**TEXTO FORNECIDO**
++++++++++
Uma maratona em condições extremamente difíceis

Quando à um ano decidi inscrever-me na maratona de Estocolmo nunca me passou pela cabeça que iria encontrar as condições climatéricas que ocorreram, de acordo com a organização:

June 2 was the coldest day in June in Stockholm for the last 50 years, so it was not a good day for running a marathon. Wind and rain made the situation even worse. All those things made the 2012 ASICS Stockholm Marathon the most demanding race in the 34 years history of the race.
We are most impressed that you and almost 15 000 other runners managed to finish the marathon, concerning these cruel conditions. You and other runners were well prepared for the race, and ran wisely.

Kind regards
Athletic clubs Hässelby SK and Spårvägens FK

As condições climatéricas variam muito nos países escandinavos, como o Nuno Marques  e o Luis Correia me avisavam através do facebook, no entanto por azar no dia da maratona a variação foi sempre para pior.

Assim, a organização previa para o dia da prova cerca de 8 ºC e considerava que já seria uma temperatura muito baixa, fazendo algumas recomendações para o dia da prova, depois tivemos 3-4 ºC, com chuva e vento.

Na sexta-feira, dia anterior a prova, começaram as minha dúvidas, como deveria correr a prova, que roupa deveria usar? Como não tinha levado luvas nem gorro, a primeira acção foi comprar umas luvas e um gorro. Depois, decidi dado o frio previsto, levar uma camisola de compressão de manga comprida, um casaco sem mangas e a camisola R4F por cima, para as pernas calças até aos joelhos e meias de compressão, deixei tudo preparado para o dia seguinte.

Sábado de manhã, segunda decisão, que se viria a revelar muito importante, levar roupa para mudar no fim da prova, apesar de me encontrar a apenas uma estação de metro do local da partida e chegada, mas como estava a chover era melhor ter roupa seca no fim da prova.
++++++++++
**DADOS FORNECIDOS**
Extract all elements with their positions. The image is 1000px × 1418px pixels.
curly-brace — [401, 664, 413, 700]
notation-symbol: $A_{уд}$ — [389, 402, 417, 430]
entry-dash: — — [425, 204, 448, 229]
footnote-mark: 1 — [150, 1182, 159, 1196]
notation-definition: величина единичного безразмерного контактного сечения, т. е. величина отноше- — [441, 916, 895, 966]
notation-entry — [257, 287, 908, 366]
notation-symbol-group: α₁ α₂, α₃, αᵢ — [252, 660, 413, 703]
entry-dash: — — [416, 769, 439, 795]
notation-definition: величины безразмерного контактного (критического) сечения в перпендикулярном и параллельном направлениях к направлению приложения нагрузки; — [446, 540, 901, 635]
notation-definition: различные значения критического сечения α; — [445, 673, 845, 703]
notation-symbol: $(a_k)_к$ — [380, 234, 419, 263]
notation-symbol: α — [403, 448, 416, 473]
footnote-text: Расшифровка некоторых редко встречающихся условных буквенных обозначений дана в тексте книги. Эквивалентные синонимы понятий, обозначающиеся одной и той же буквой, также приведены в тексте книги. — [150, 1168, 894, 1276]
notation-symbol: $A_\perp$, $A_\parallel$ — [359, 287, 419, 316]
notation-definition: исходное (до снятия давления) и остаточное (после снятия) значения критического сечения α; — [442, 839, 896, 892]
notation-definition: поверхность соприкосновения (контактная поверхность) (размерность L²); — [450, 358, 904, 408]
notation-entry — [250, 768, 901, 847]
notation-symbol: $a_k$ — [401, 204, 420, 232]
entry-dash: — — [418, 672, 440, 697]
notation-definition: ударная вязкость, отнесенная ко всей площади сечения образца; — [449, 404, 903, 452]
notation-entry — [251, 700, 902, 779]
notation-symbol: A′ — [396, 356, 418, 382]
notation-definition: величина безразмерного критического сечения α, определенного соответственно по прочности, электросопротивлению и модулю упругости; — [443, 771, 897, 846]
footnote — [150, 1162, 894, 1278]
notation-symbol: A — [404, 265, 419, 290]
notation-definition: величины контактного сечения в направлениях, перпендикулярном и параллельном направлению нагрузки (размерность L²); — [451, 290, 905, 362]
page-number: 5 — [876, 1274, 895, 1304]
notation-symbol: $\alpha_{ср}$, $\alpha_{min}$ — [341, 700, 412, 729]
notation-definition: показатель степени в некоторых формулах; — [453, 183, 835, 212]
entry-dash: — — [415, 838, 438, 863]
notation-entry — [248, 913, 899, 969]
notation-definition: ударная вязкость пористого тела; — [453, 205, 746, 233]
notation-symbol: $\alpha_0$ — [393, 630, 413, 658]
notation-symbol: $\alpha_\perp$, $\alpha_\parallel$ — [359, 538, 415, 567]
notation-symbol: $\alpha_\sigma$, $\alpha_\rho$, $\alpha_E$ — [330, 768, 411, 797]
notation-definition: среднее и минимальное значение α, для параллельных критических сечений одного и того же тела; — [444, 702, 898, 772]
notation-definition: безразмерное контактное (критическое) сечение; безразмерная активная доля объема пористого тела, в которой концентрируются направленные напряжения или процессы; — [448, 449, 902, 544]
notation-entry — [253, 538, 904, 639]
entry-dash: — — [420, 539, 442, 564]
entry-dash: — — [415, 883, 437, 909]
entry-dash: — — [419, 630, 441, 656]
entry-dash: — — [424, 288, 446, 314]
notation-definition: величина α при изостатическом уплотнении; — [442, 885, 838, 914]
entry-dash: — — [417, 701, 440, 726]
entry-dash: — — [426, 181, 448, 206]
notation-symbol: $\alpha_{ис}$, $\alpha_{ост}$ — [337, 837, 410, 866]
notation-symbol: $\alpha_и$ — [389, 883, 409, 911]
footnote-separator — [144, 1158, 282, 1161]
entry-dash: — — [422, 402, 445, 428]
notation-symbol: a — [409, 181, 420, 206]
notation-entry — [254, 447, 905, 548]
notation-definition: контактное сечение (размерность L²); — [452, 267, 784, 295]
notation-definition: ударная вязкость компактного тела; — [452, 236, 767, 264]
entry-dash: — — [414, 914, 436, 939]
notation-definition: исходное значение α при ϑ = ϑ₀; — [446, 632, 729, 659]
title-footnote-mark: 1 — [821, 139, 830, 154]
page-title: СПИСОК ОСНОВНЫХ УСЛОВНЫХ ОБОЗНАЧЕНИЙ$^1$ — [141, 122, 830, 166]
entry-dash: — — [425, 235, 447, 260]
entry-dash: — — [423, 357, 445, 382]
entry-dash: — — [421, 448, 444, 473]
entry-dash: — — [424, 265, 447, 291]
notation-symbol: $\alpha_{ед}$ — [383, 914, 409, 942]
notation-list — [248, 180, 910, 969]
++++++++++
**TAREFAS A REALIZAR**
1) Pode reproduzir fielmente, do relato sobre a maratona de Estocolmo, o trecho que vai de "As condições climatéricas variam" até "o dia seguinte."?
2) Consegue escrever a parte seguinte do relato sobre a maratona de Estocolmo, a partir do ponto onde ele termina?

**RESPOSTAS FINAIS**
1)
As condições climatéricas variam muito nos países escandinavos, como o Nuno Marques  e o Luis Correia me avisavam através do facebook, no entanto por azar no dia da maratona a variação foi sempre para pior.

Assim, a organização previa para o dia da prova cerca de 8 ºC e considerava que já seria uma temperatura muito baixa, fazendo algumas recomendações para o dia da prova, depois tivemos 3-4 ºC, com chuva e vento.

Na sexta-feira, dia anterior a prova, começaram as minha dúvidas, como deveria correr a prova, que roupa deveria usar? Como não tinha levado luvas nem gorro, a primeira acção foi comprar umas luvas e um gorro. Depois, decidi dado o frio previsto, levar uma camisola de compressão de manga comprida, um casaco sem mangas e a camisola R4F por cima, para as pernas calças até aos joelhos e meias de compressão, deixei tudo preparado para o dia seguinte.

2)
Assim que saio do hotel primeiro choque, estava imenso frio para além da chuva, não fazia nenhuma ideia da temperatura que estaria pois não havia nenhum termómetro por perto. Cheguei ao local da partida mais ou menos uma hora e meia antes, tempo mais do que suficiente para me preparar, como chovia muito procurei um sítio abrigado para me proteger da chuva e aguardar a hora da partida. Tudo se começava a complicar, o momento da partida aproximava-se e eu cada vez com mais frio, 45 minutos antes decidi vou entregar a roupa e vou aquecer, vesti por cima de toda a roupa um plástico e estive ½ hora a aquecer, correndo lentamente, fazendo alguns alongamentos e exercícios, nada, continuava cheio de frio.

12.00 horas, partida, saí com cuidado, mas com o objectivo das 3h15’ na cabeça e realmente a passagem aos 10km/15km e meia-maratona estava dentro desse objectivo. Só que a partir dos 18 km tinham começado as dificuldades, estava completamente encharcado, os braços adormeciam (ficava com formigueiro nas mãos) e sentia cada vez mais frio. Os abastecimentos não estavam a correr bem, a água estava muito fria, decidi só tirar copos com bebida isotónica, parecia-me apesar de tudo menos fria, para piorar ainda mais as coisas beber por copos e correr não é muito fácil. Primeira falha da organização, não distribuir bebidas quentes nos abastecimentos, pelo menos nos últimos km’s, numa organização que eu considero que foi impecável, no entanto com muito pouca capacidade de improvisação, montaram os chuveirinhos e bidons para molhar as esponjas durante todo o percurso da prova, quando nunca parou de chover e não pensaram nas bebidas quentes.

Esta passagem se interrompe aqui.